= TASK DETAILS =
Search the listing below for "this". Copy each matching line.

= SUPPLIED MATERIAL =
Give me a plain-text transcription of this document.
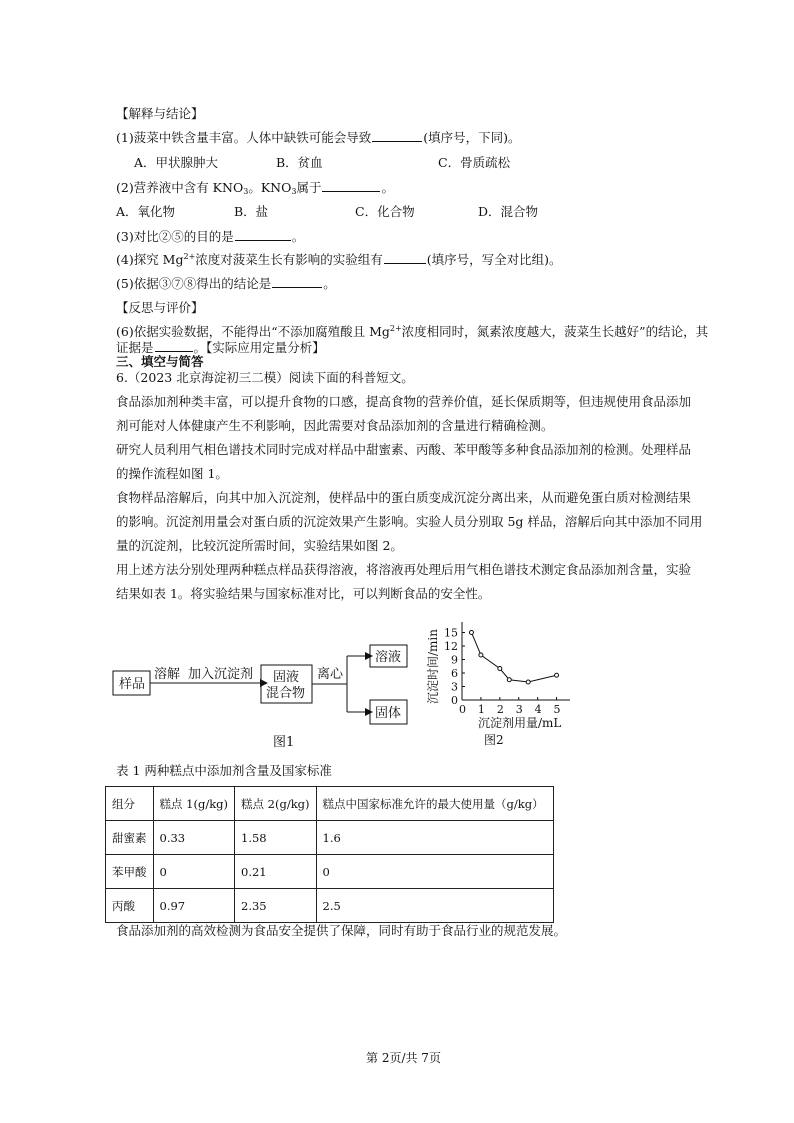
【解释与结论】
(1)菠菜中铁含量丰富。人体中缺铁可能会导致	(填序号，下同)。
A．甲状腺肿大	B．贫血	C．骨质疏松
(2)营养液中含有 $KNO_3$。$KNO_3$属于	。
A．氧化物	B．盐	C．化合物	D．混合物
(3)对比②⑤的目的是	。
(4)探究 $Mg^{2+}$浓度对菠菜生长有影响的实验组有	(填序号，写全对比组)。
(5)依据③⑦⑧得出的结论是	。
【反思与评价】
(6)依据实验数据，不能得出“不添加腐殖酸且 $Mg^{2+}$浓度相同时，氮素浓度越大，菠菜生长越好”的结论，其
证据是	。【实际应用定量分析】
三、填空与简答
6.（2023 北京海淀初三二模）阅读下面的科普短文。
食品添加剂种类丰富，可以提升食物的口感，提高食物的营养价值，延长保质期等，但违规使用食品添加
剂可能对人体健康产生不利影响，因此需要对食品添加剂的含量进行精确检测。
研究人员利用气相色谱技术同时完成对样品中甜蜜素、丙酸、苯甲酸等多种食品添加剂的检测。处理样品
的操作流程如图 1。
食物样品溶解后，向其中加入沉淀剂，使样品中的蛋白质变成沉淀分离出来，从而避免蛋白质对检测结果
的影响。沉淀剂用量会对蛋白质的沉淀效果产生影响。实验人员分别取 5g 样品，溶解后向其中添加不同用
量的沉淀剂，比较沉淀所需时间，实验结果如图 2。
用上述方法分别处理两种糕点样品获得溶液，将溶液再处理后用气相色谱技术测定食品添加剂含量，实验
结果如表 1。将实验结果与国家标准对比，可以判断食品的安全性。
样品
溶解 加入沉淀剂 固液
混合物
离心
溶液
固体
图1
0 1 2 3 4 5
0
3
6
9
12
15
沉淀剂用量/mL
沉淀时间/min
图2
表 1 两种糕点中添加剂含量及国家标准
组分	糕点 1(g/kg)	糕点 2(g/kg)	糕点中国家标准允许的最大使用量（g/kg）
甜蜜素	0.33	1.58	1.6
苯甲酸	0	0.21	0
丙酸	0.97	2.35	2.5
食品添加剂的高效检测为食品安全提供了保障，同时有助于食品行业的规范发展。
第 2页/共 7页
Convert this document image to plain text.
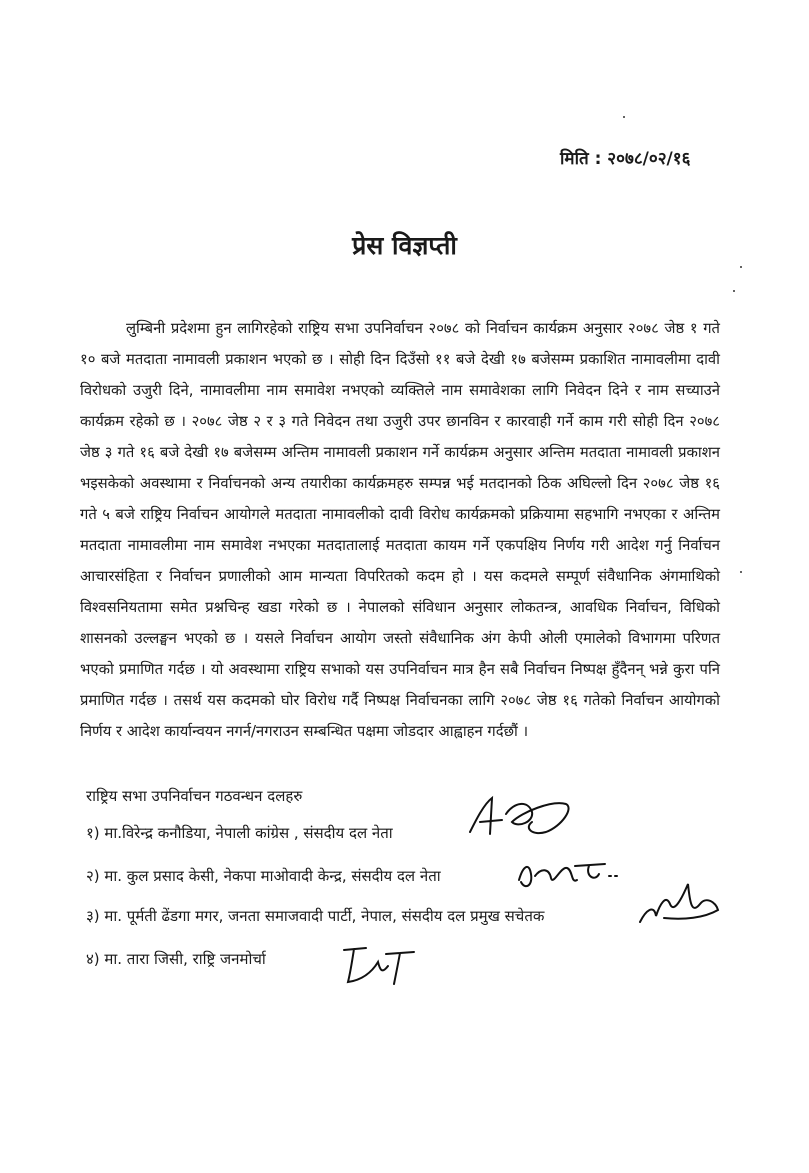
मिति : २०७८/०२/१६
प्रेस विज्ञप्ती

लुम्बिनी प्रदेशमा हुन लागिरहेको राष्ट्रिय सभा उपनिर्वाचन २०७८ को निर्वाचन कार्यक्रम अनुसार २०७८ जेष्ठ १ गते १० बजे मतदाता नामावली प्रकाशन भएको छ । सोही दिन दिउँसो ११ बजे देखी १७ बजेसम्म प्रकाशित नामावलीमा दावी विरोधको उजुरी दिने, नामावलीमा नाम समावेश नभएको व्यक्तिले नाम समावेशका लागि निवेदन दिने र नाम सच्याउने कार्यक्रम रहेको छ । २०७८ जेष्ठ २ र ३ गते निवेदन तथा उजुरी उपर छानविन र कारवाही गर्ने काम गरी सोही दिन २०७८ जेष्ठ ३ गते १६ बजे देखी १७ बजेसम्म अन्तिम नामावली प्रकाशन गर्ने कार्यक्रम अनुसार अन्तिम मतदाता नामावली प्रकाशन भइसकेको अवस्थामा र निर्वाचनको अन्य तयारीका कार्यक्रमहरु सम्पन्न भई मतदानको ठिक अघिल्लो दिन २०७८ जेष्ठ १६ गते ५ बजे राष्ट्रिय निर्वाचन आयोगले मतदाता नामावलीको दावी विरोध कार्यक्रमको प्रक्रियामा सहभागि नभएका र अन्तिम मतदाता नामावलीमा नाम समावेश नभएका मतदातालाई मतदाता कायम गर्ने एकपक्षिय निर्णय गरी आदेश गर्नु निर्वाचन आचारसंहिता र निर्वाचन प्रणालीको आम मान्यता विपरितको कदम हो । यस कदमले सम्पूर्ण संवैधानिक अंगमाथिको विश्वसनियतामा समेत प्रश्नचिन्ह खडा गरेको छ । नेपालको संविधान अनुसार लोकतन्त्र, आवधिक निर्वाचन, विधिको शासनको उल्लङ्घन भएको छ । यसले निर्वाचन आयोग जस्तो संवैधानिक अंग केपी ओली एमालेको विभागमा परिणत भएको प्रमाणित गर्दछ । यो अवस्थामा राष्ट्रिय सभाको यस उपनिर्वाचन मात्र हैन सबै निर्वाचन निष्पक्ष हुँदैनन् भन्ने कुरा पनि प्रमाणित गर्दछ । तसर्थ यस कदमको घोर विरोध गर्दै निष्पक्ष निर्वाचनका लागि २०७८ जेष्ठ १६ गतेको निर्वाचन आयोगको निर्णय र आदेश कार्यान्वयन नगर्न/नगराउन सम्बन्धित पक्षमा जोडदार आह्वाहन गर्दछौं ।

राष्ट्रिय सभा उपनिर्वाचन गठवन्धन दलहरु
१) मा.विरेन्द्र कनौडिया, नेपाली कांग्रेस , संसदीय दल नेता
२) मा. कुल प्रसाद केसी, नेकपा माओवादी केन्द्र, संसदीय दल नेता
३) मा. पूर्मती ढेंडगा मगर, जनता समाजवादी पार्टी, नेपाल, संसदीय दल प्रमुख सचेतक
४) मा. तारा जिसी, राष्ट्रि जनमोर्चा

* * *

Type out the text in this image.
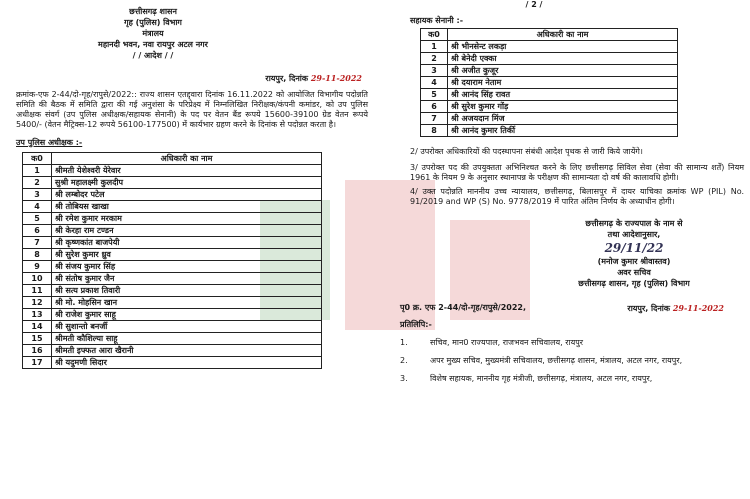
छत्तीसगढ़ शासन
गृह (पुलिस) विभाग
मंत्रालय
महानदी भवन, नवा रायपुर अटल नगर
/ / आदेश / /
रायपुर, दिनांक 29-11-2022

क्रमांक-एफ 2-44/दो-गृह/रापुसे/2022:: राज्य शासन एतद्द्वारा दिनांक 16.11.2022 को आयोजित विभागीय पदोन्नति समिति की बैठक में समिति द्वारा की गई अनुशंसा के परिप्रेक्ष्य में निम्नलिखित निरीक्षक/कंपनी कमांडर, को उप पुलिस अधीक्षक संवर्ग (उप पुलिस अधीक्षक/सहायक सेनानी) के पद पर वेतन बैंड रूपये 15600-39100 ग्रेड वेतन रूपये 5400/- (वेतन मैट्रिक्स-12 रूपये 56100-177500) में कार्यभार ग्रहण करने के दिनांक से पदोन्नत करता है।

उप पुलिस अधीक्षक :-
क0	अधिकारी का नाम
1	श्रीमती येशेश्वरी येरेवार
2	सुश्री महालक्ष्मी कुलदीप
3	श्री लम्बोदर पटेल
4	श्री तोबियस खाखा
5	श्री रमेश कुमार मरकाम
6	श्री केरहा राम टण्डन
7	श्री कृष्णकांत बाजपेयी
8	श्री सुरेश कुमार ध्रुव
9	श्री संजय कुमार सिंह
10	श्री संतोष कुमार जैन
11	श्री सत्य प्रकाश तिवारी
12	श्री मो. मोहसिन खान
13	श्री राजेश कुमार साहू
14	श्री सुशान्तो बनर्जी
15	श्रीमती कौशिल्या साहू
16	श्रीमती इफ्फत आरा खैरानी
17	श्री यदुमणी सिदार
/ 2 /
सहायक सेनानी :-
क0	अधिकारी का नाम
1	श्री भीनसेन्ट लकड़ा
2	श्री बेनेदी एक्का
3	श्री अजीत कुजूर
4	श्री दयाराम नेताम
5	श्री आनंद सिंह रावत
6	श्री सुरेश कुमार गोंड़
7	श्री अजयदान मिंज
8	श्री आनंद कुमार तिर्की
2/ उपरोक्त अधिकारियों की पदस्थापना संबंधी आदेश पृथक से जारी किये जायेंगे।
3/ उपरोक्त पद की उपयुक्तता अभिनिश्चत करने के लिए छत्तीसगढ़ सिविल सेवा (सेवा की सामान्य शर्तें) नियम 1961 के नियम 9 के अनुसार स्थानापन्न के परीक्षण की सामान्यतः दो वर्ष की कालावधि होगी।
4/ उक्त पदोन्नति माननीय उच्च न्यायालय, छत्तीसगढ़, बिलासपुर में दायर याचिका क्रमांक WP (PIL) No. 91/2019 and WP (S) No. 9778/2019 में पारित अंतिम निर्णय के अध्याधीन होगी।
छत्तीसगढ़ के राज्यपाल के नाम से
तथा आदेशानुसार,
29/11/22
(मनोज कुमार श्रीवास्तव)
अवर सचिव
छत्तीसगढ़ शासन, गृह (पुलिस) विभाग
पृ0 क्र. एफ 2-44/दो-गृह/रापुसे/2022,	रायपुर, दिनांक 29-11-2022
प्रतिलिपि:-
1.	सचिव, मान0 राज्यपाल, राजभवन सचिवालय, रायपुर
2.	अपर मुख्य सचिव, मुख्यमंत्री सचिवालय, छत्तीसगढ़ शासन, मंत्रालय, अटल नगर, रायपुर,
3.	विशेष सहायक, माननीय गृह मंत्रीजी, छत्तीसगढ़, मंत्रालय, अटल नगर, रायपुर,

---

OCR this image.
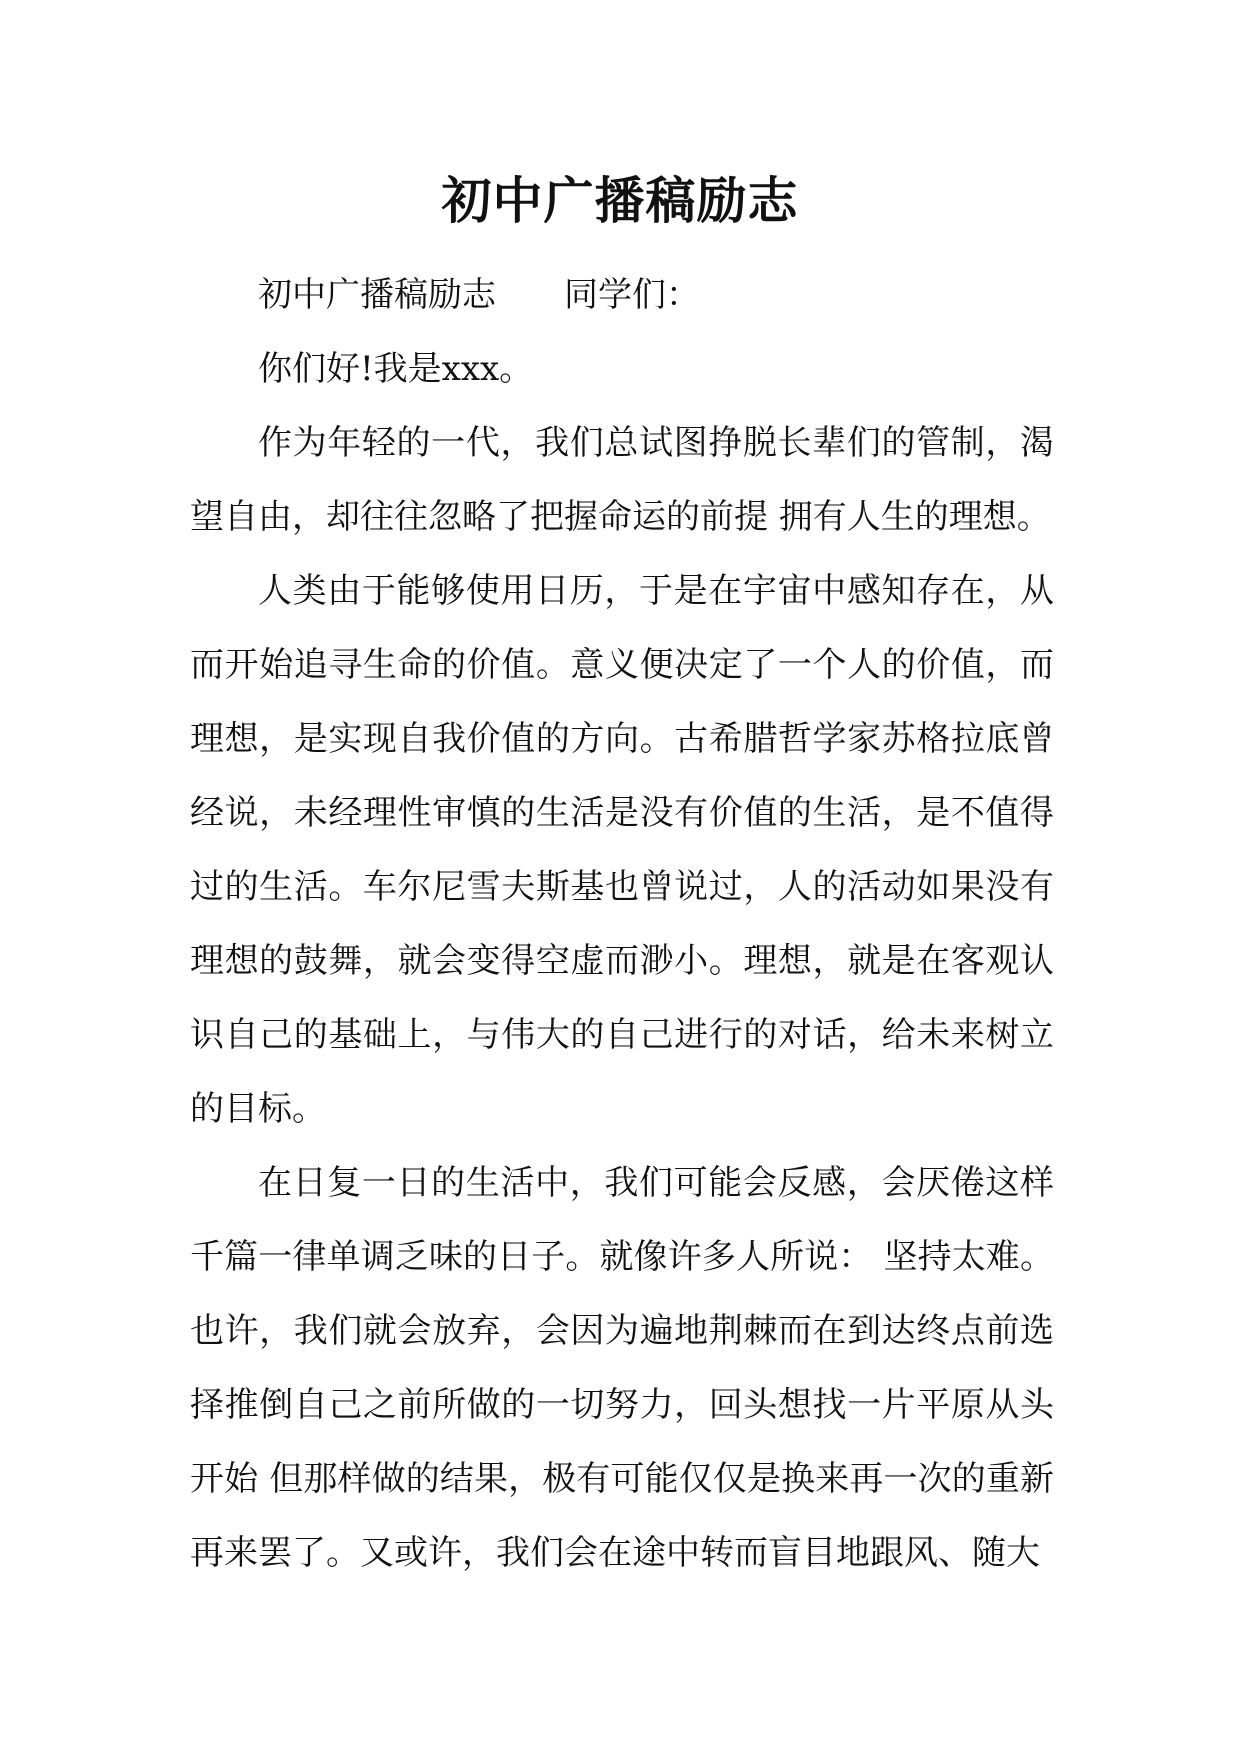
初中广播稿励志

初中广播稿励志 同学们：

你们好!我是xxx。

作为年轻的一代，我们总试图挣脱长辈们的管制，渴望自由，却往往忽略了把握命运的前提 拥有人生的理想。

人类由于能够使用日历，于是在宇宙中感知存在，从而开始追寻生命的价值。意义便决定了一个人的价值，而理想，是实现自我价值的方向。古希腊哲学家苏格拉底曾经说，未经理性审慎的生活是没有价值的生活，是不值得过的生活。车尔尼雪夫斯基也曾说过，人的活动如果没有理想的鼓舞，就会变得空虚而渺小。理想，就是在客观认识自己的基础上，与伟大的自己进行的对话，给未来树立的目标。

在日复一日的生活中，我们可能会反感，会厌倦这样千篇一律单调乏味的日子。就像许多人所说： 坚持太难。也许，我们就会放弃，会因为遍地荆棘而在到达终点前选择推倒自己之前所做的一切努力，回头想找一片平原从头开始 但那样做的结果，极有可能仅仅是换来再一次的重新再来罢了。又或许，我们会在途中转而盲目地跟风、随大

= RESULT =
Give me a plain-text transcription of this document.
Convert this document image to plain text.
Type out the text in this image.
OCR this image.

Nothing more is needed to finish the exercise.